Omit the pictures, then write out every entry exactly as it reads.
------ MATERIAL ------
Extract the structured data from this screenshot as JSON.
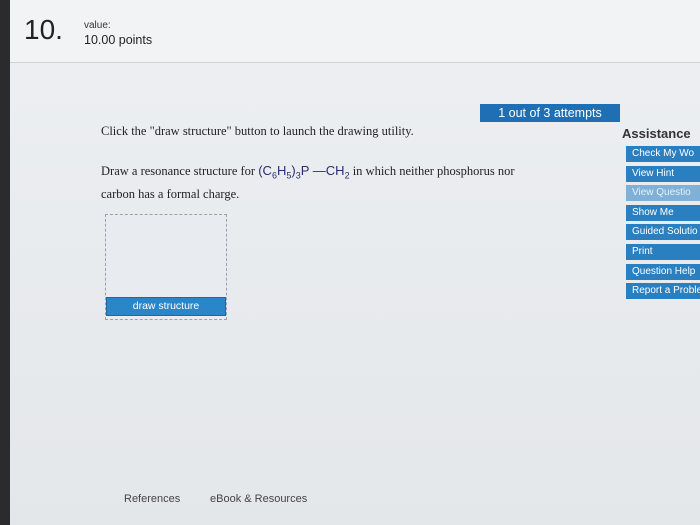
{
  "header": {
    "question_number": "10.",
    "value_label": "value:",
    "points": "10.00 points"
  },
  "attempts_badge": "1 out of 3 attempts",
  "instruction": "Click the \"draw structure\" button to launch the drawing utility.",
  "question": {
    "prefix": "Draw a resonance structure for",
    "formula_group": "(C",
    "sub1": "6",
    "h": "H",
    "sub2": "5",
    "close": ")",
    "sub3": "3",
    "p": "P",
    "bond": "—",
    "c": "C",
    "h2": "H",
    "sub4": "2",
    "suffix_line1": "in which neither phosphorus nor",
    "line2": "carbon has a formal charge."
  },
  "draw_button": "draw structure",
  "assistance": {
    "title": "Assistance",
    "items": [
      {
        "label": "Check My Wo",
        "disabled": false
      },
      {
        "label": "View Hint",
        "disabled": false
      },
      {
        "label": "View Questio",
        "disabled": true
      },
      {
        "label": "Show Me",
        "disabled": false
      },
      {
        "label": "Guided Solutio",
        "disabled": false
      },
      {
        "label": "Print",
        "disabled": false
      },
      {
        "label": "Question Help",
        "disabled": false
      },
      {
        "label": "Report a Proble",
        "disabled": false
      }
    ]
  },
  "footer": {
    "references": "References",
    "ebook": "eBook & Resources"
  }
}
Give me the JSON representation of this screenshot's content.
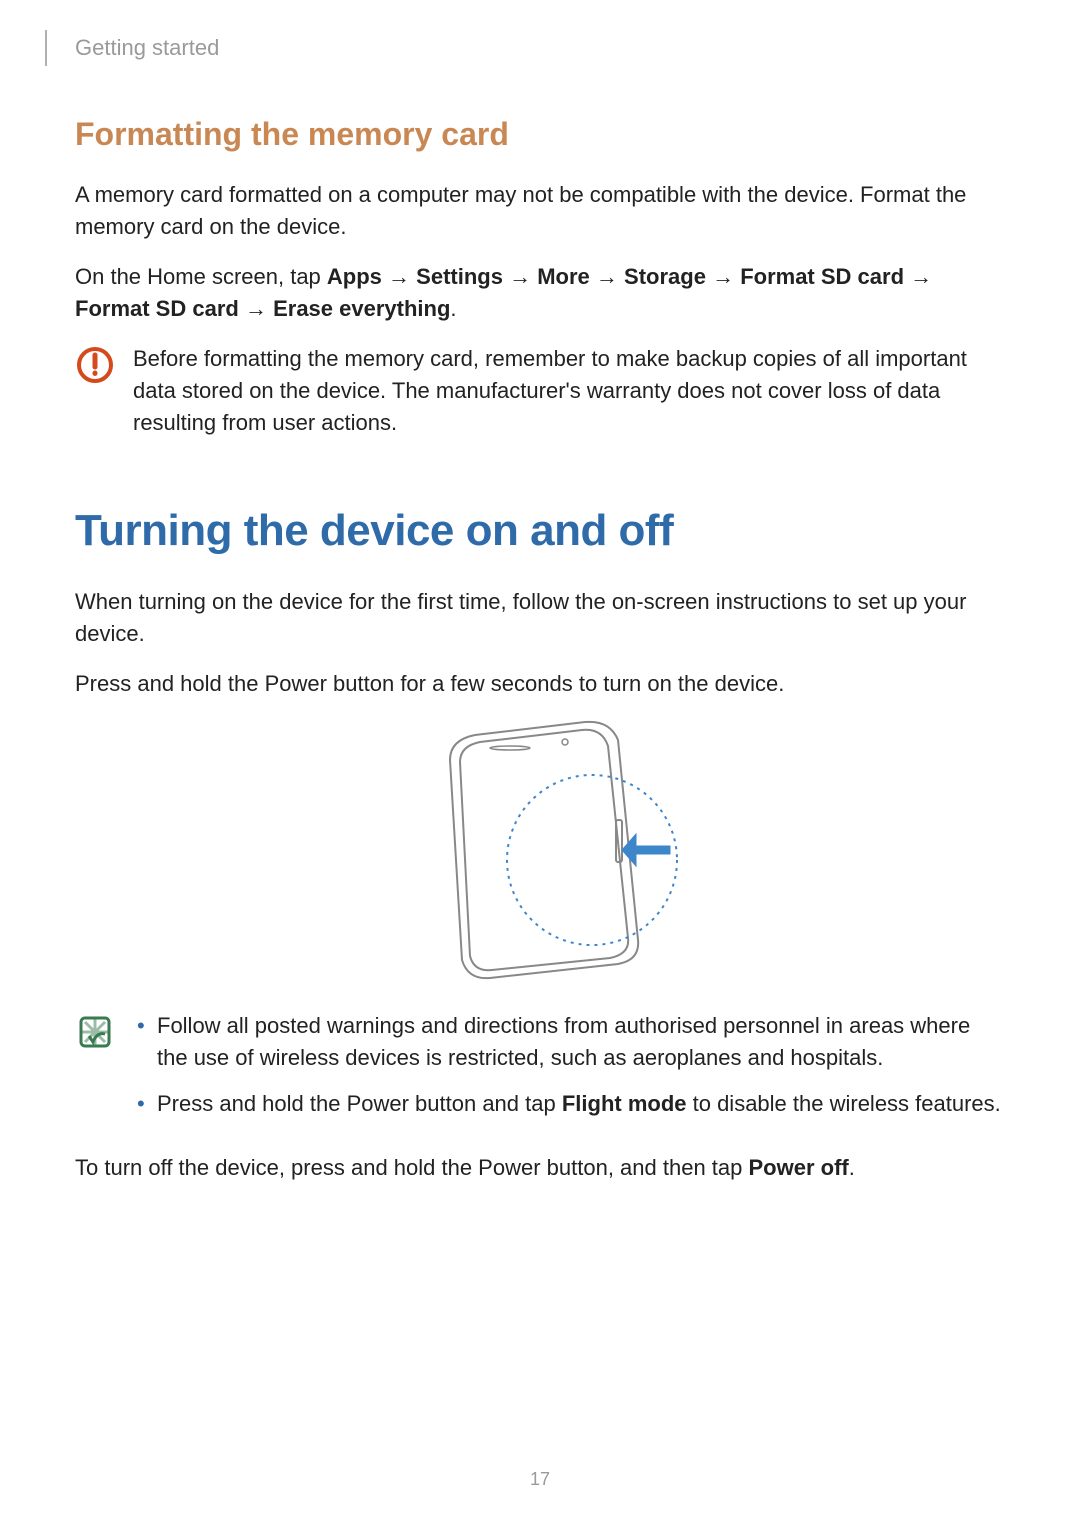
{
  "header": {
    "breadcrumb": "Getting started"
  },
  "section1": {
    "title": "Formatting the memory card",
    "p1": "A memory card formatted on a computer may not be compatible with the device. Format the memory card on the device.",
    "p2_prefix": "On the Home screen, tap ",
    "p2_b1": "Apps",
    "p2_b2": "Settings",
    "p2_b3": "More",
    "p2_b4": "Storage",
    "p2_b5": "Format SD card",
    "p2_b6": "Format SD card",
    "p2_b7": "Erase everything",
    "arrow": "→",
    "caution_text": "Before formatting the memory card, remember to make backup copies of all important data stored on the device. The manufacturer's warranty does not cover loss of data resulting from user actions."
  },
  "section2": {
    "title": "Turning the device on and off",
    "p1": "When turning on the device for the first time, follow the on-screen instructions to set up your device.",
    "p2": "Press and hold the Power button for a few seconds to turn on the device.",
    "note_bullet1": "Follow all posted warnings and directions from authorised personnel in areas where the use of wireless devices is restricted, such as aeroplanes and hospitals.",
    "note_bullet2_pre": "Press and hold the Power button and tap ",
    "note_bullet2_bold": "Flight mode",
    "note_bullet2_post": " to disable the wireless features.",
    "p3_pre": "To turn off the device, press and hold the Power button, and then tap ",
    "p3_bold": "Power off",
    "p3_post": "."
  },
  "page_number": "17"
}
------
EXERCISE RESULT:
Extract the structured data from this screenshot as JSON.
{
  "header": {
    "question_number": "10.",
    "value_label": "value:",
    "points": "10.00 points"
  },
  "attempts_badge": "1 out of 3 attempts",
  "instruction": "Click the \"draw structure\" button to launch the drawing utility.",
  "question": {
    "prefix": "Draw a resonance structure for",
    "formula_group": "(C",
    "sub1": "6",
    "h": "H",
    "sub2": "5",
    "close": ")",
    "sub3": "3",
    "p": "P",
    "bond": "—",
    "c": "C",
    "h2": "H",
    "sub4": "2",
    "suffix_line1": "in which neither phosphorus nor",
    "line2": "carbon has a formal charge."
  },
  "draw_button": "draw structure",
  "assistance": {
    "title": "Assistance",
    "items": [
      {
        "label": "Check My Wo",
        "disabled": false
      },
      {
        "label": "View Hint",
        "disabled": false
      },
      {
        "label": "View Questio",
        "disabled": true
      },
      {
        "label": "Show Me",
        "disabled": false
      },
      {
        "label": "Guided Solutio",
        "disabled": false
      },
      {
        "label": "Print",
        "disabled": false
      },
      {
        "label": "Question Help",
        "disabled": false
      },
      {
        "label": "Report a Proble",
        "disabled": false
      }
    ]
  },
  "footer": {
    "references": "References",
    "ebook": "eBook & Resources"
  }
}
Give me the JSON representation of this screenshot's content.
{
  "header": {
    "breadcrumb": "Getting started"
  },
  "section1": {
    "title": "Formatting the memory card",
    "p1": "A memory card formatted on a computer may not be compatible with the device. Format the memory card on the device.",
    "p2_prefix": "On the Home screen, tap ",
    "p2_b1": "Apps",
    "p2_b2": "Settings",
    "p2_b3": "More",
    "p2_b4": "Storage",
    "p2_b5": "Format SD card",
    "p2_b6": "Format SD card",
    "p2_b7": "Erase everything",
    "arrow": "→",
    "caution_text": "Before formatting the memory card, remember to make backup copies of all important data stored on the device. The manufacturer's warranty does not cover loss of data resulting from user actions."
  },
  "section2": {
    "title": "Turning the device on and off",
    "p1": "When turning on the device for the first time, follow the on-screen instructions to set up your device.",
    "p2": "Press and hold the Power button for a few seconds to turn on the device.",
    "note_bullet1": "Follow all posted warnings and directions from authorised personnel in areas where the use of wireless devices is restricted, such as aeroplanes and hospitals.",
    "note_bullet2_pre": "Press and hold the Power button and tap ",
    "note_bullet2_bold": "Flight mode",
    "note_bullet2_post": " to disable the wireless features.",
    "p3_pre": "To turn off the device, press and hold the Power button, and then tap ",
    "p3_bold": "Power off",
    "p3_post": "."
  },
  "page_number": "17"
}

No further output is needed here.